ITEMS:
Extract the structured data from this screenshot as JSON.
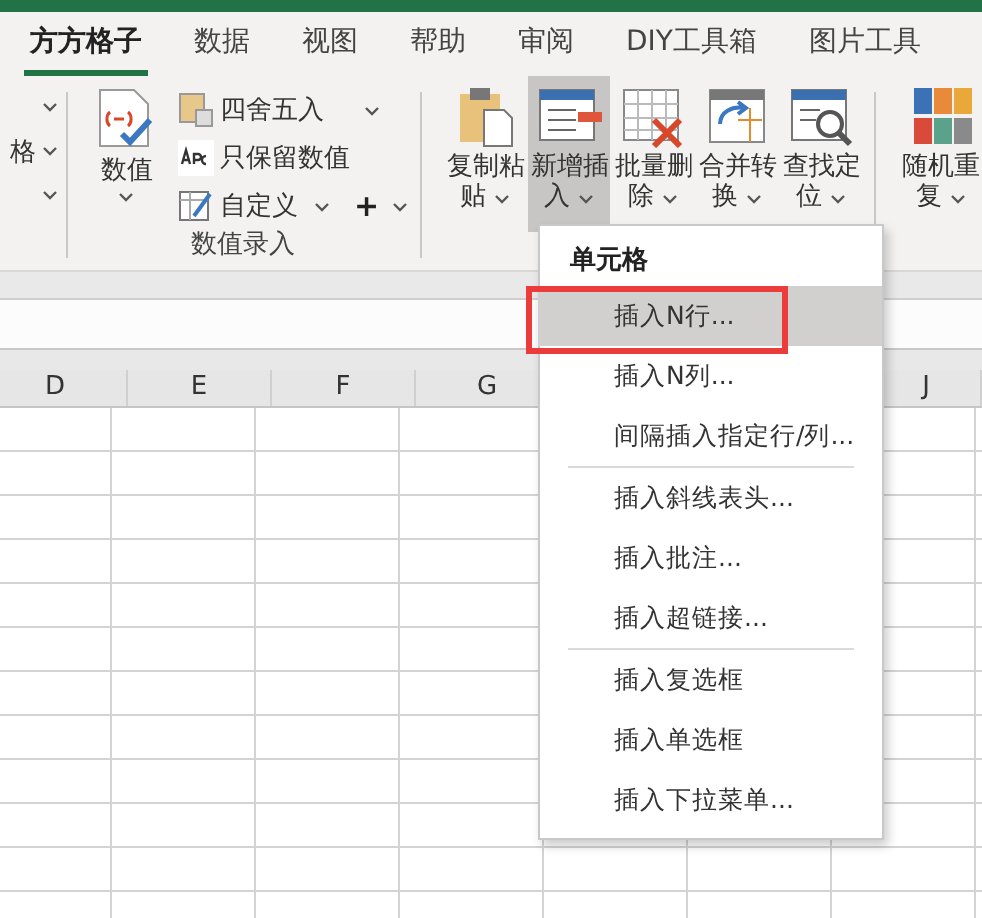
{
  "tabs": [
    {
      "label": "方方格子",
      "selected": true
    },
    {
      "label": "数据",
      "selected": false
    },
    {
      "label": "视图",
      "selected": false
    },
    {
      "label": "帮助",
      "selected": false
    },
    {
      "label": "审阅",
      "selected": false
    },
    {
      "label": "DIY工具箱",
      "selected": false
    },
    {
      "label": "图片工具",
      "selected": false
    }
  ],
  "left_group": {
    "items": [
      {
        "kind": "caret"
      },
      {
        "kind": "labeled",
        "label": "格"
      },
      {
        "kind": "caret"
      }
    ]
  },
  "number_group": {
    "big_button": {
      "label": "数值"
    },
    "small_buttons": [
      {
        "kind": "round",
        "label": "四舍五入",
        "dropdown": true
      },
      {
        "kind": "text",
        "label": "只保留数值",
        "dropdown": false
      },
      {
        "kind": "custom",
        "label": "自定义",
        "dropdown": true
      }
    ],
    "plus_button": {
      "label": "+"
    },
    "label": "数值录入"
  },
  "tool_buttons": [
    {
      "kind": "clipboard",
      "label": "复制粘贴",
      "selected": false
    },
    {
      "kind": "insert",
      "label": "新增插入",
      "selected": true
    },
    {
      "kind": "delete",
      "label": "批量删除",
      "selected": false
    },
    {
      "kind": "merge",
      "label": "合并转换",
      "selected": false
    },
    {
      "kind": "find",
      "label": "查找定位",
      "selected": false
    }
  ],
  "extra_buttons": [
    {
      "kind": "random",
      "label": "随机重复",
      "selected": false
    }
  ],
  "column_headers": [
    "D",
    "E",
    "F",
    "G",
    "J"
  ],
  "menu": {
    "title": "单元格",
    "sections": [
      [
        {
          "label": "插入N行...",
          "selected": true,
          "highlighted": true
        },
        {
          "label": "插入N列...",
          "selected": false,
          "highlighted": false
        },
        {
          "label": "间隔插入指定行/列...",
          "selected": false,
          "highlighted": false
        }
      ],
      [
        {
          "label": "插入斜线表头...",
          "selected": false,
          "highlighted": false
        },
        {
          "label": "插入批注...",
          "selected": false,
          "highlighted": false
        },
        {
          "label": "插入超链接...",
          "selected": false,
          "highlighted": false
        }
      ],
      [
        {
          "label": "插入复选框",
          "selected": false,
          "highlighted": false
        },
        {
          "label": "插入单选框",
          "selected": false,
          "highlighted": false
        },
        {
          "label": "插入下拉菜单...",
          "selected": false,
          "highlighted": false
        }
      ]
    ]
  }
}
---
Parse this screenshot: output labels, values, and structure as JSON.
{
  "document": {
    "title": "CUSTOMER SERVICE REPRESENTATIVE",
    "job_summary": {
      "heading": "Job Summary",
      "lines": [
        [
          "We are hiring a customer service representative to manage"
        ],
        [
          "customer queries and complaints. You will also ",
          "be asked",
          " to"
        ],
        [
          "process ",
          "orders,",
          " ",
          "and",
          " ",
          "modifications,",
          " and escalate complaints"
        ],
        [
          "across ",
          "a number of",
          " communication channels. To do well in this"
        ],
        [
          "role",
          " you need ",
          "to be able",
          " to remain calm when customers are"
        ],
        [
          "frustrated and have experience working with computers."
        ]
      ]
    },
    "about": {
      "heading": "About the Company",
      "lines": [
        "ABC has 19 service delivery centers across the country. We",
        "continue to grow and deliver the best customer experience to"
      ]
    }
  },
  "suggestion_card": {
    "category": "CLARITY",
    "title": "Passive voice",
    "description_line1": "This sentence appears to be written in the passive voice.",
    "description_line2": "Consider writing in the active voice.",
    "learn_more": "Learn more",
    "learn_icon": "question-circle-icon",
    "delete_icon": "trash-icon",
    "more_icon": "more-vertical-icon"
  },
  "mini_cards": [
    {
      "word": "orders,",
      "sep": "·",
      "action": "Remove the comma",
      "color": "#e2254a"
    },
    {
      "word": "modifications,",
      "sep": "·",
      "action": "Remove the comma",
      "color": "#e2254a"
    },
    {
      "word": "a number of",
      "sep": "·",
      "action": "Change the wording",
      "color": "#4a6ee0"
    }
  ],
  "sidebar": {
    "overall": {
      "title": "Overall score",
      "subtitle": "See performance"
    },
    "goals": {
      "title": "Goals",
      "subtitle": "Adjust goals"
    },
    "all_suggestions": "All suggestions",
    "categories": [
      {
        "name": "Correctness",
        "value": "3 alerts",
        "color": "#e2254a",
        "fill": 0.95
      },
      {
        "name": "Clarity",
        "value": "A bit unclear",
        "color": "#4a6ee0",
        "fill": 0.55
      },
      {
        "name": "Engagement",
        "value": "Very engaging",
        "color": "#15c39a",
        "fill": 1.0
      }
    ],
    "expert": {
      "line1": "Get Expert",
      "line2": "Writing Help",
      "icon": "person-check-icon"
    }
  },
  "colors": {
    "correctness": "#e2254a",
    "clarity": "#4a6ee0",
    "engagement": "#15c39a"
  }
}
--
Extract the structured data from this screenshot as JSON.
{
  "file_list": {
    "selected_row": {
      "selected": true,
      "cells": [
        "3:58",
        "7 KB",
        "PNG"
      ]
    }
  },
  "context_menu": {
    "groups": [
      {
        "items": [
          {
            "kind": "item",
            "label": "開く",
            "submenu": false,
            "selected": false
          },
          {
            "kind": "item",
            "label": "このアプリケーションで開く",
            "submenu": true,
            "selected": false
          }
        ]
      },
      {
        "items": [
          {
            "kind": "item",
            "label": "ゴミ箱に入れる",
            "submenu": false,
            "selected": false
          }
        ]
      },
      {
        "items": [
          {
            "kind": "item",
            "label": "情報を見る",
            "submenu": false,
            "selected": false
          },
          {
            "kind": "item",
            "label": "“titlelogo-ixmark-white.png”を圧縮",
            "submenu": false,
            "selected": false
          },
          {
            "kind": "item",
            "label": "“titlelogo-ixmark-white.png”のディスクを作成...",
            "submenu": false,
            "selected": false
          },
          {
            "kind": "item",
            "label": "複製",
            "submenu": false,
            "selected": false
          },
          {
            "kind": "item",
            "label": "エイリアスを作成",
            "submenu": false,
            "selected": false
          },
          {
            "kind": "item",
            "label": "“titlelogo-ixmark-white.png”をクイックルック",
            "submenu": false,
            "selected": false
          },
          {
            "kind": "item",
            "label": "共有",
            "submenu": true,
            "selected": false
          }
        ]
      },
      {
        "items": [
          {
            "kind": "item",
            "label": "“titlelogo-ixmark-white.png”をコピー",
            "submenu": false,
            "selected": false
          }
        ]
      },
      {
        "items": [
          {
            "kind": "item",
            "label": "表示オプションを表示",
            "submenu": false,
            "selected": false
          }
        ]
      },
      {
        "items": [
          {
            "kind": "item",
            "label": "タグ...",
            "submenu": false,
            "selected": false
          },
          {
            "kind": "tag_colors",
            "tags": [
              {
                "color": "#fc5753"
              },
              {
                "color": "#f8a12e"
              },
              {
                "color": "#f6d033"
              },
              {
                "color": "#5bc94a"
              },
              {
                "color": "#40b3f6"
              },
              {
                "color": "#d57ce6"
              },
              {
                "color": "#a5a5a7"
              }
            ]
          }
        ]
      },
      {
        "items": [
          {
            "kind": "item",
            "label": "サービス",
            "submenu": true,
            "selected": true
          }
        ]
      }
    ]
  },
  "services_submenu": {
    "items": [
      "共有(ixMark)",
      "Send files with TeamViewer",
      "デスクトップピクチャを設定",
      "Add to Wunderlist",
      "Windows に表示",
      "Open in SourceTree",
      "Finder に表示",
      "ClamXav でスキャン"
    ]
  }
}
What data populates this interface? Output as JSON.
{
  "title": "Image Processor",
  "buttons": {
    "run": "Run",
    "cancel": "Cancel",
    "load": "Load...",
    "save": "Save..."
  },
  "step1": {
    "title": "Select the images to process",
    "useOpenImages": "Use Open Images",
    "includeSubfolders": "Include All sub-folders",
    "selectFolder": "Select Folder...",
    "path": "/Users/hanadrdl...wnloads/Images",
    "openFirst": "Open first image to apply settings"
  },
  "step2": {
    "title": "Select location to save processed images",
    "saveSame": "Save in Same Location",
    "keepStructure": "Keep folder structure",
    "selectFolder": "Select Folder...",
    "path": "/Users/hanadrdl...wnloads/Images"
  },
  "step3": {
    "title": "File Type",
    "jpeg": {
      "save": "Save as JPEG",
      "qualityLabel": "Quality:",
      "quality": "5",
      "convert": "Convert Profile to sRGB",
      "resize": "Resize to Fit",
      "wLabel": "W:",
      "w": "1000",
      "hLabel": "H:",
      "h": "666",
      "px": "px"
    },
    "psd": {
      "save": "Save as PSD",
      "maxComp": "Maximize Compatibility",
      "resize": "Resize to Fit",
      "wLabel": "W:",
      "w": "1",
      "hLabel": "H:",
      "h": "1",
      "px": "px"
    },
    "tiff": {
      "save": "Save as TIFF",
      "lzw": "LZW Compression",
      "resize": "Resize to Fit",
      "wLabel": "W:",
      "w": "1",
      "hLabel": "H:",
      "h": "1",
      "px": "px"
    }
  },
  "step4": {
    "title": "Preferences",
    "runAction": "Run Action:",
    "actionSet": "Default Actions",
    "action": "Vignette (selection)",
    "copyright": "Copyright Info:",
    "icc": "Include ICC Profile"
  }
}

EXERCISE DESCRIPTION:
Copy each line above where the string "complaints" occurs.

TASK RESPONSE:
          "customer queries and complaints. You will also ",
          " and escalate complaints"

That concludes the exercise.